— Start Supplied material —

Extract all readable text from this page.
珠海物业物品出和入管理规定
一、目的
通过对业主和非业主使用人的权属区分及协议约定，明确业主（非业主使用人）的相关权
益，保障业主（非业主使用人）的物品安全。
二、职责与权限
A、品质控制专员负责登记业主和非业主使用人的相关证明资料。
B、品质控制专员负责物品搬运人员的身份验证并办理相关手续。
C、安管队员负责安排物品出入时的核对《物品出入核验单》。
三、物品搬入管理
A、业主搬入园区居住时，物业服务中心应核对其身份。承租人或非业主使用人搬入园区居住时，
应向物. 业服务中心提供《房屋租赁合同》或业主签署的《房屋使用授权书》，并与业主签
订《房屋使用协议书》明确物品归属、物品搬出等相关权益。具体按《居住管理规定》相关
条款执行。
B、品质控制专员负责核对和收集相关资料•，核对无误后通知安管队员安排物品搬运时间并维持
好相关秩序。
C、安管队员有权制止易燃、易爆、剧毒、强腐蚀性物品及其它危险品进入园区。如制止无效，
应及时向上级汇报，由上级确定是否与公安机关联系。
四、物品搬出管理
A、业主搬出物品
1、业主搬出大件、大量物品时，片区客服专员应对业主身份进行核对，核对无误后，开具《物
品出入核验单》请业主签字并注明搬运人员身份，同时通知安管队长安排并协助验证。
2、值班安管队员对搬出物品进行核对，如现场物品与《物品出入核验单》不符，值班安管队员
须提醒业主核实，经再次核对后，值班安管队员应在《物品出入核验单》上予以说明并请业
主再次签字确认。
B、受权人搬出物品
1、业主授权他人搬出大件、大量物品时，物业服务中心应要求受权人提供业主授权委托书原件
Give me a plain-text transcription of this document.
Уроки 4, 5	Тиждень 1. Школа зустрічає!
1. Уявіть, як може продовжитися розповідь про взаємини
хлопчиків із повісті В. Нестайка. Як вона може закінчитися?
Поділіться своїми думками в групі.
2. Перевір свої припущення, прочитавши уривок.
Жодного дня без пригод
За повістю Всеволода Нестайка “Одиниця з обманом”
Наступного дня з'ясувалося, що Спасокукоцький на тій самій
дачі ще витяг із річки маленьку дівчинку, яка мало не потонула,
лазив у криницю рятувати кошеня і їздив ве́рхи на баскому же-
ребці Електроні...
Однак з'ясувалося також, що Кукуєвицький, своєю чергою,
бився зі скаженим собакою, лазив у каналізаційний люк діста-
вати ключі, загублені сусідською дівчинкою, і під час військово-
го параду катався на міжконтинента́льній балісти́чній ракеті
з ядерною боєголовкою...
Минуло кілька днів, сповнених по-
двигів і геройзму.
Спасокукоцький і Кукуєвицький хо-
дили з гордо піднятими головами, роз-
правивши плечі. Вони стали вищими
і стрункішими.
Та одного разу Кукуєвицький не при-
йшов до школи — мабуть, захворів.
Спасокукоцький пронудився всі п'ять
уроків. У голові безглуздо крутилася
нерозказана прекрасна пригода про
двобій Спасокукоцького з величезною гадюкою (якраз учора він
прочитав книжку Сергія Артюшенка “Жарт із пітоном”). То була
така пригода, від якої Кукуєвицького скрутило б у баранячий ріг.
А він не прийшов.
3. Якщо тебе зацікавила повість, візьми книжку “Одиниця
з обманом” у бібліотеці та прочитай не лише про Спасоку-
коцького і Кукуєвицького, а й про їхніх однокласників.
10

— End Supplied material —

Nothing should be changed: write out all of the data as is.

Extract all readable text from this page.
珠海物业物品出和入管理规定
一、目的
通过对业主和非业主使用人的权属区分及协议约定，明确业主（非业主使用人）的相关权
益，保障业主（非业主使用人）的物品安全。
二、职责与权限
A、品质控制专员负责登记业主和非业主使用人的相关证明资料。
B、品质控制专员负责物品搬运人员的身份验证并办理相关手续。
C、安管队员负责安排物品出入时的核对《物品出入核验单》。
三、物品搬入管理
A、业主搬入园区居住时，物业服务中心应核对其身份。承租人或非业主使用人搬入园区居住时，
应向物. 业服务中心提供《房屋租赁合同》或业主签署的《房屋使用授权书》，并与业主签
订《房屋使用协议书》明确物品归属、物品搬出等相关权益。具体按《居住管理规定》相关
条款执行。
B、品质控制专员负责核对和收集相关资料•，核对无误后通知安管队员安排物品搬运时间并维持
好相关秩序。
C、安管队员有权制止易燃、易爆、剧毒、强腐蚀性物品及其它危险品进入园区。如制止无效，
应及时向上级汇报，由上级确定是否与公安机关联系。
四、物品搬出管理
A、业主搬出物品
1、业主搬出大件、大量物品时，片区客服专员应对业主身份进行核对，核对无误后，开具《物
品出入核验单》请业主签字并注明搬运人员身份，同时通知安管队长安排并协助验证。
2、值班安管队员对搬出物品进行核对，如现场物品与《物品出入核验单》不符，值班安管队员
须提醒业主核实，经再次核对后，值班安管队员应在《物品出入核验单》上予以说明并请业
主再次签字确认。
B、受权人搬出物品
1、业主授权他人搬出大件、大量物品时，物业服务中心应要求受权人提供业主授权委托书原件
Give me a plain-text transcription of this document.
Уроки 4, 5	Тиждень 1. Школа зустрічає!
1. Уявіть, як може продовжитися розповідь про взаємини
хлопчиків із повісті В. Нестайка. Як вона може закінчитися?
Поділіться своїми думками в групі.
2. Перевір свої припущення, прочитавши уривок.
Жодного дня без пригод
За повістю Всеволода Нестайка “Одиниця з обманом”
Наступного дня з'ясувалося, що Спасокукоцький на тій самій
дачі ще витяг із річки маленьку дівчинку, яка мало не потонула,
лазив у криницю рятувати кошеня і їздив ве́рхи на баскому же-
ребці Електроні...
Однак з'ясувалося також, що Кукуєвицький, своєю чергою,
бився зі скаженим собакою, лазив у каналізаційний люк діста-
вати ключі, загублені сусідською дівчинкою, і під час військово-
го параду катався на міжконтинента́льній балісти́чній ракеті
з ядерною боєголовкою...
Минуло кілька днів, сповнених по-
двигів і геройзму.
Спасокукоцький і Кукуєвицький хо-
дили з гордо піднятими головами, роз-
правивши плечі. Вони стали вищими
і стрункішими.
Та одного разу Кукуєвицький не при-
йшов до школи — мабуть, захворів.
Спасокукоцький пронудився всі п'ять
уроків. У голові безглуздо крутилася
нерозказана прекрасна пригода про
двобій Спасокукоцького з величезною гадюкою (якраз учора він
прочитав книжку Сергія Артюшенка “Жарт із пітоном”). То була
така пригода, від якої Кукуєвицького скрутило б у баранячий ріг.
А він не прийшов.
3. Якщо тебе зацікавила повість, візьми книжку “Одиниця
з обманом” у бібліотеці та прочитай не лише про Спасоку-
коцького і Кукуєвицького, а й про їхніх однокласників.
10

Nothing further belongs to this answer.